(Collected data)
━━━━
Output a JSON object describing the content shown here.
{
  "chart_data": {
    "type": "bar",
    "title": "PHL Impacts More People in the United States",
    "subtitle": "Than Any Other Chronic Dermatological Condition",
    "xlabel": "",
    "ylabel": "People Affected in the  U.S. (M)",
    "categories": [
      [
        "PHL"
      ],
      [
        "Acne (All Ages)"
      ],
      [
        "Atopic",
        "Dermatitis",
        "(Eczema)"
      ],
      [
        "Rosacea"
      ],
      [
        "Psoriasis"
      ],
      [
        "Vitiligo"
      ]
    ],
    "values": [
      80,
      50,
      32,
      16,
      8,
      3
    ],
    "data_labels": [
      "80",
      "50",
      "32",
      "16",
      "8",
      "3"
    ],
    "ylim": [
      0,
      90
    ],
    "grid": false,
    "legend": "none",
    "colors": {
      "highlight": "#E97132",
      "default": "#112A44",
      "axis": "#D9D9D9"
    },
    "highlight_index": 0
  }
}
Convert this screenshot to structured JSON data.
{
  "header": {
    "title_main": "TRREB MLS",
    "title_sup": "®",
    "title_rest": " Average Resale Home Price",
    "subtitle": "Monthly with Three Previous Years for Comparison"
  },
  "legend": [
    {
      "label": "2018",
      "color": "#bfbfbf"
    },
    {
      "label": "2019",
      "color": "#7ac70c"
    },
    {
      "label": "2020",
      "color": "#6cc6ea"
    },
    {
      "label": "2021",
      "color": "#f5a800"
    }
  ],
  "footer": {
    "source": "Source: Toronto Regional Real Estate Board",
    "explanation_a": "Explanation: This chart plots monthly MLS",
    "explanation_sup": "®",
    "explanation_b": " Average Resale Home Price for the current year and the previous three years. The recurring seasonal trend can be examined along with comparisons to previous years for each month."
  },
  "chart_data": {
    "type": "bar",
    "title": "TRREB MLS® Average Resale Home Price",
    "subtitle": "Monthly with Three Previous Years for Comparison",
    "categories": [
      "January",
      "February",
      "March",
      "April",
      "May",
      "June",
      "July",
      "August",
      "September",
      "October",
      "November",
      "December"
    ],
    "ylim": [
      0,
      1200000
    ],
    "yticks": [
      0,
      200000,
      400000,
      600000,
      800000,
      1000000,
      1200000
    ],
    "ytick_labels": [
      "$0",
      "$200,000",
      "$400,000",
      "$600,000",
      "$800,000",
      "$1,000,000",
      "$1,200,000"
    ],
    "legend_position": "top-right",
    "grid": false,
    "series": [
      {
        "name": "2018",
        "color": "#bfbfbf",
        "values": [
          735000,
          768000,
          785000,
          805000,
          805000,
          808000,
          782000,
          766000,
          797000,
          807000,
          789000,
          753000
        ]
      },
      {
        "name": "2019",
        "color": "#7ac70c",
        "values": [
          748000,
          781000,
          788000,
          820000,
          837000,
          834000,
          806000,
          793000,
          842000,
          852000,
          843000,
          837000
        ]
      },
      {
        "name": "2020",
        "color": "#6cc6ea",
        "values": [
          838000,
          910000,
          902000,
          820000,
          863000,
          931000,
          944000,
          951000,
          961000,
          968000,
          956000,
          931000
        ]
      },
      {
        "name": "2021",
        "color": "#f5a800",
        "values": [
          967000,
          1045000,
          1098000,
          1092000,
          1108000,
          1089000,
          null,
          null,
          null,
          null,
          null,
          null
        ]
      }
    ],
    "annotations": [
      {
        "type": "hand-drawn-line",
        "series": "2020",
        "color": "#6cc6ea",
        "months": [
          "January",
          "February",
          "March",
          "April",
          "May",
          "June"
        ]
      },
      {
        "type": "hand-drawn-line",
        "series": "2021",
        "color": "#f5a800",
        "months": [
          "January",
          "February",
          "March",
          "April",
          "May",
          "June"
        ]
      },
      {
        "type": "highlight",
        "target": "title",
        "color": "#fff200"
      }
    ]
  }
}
━━━━
Pull out each line containing the word "Average" and copy it.

    "title_rest": " Average Resale Home Price",
    "explanation_b": " Average Resale Home Price for the current year and the previous three years. The recurring seasonal trend can be examined along with comparisons to previous years for each month."
    "title": "TRREB MLS® Average Resale Home Price",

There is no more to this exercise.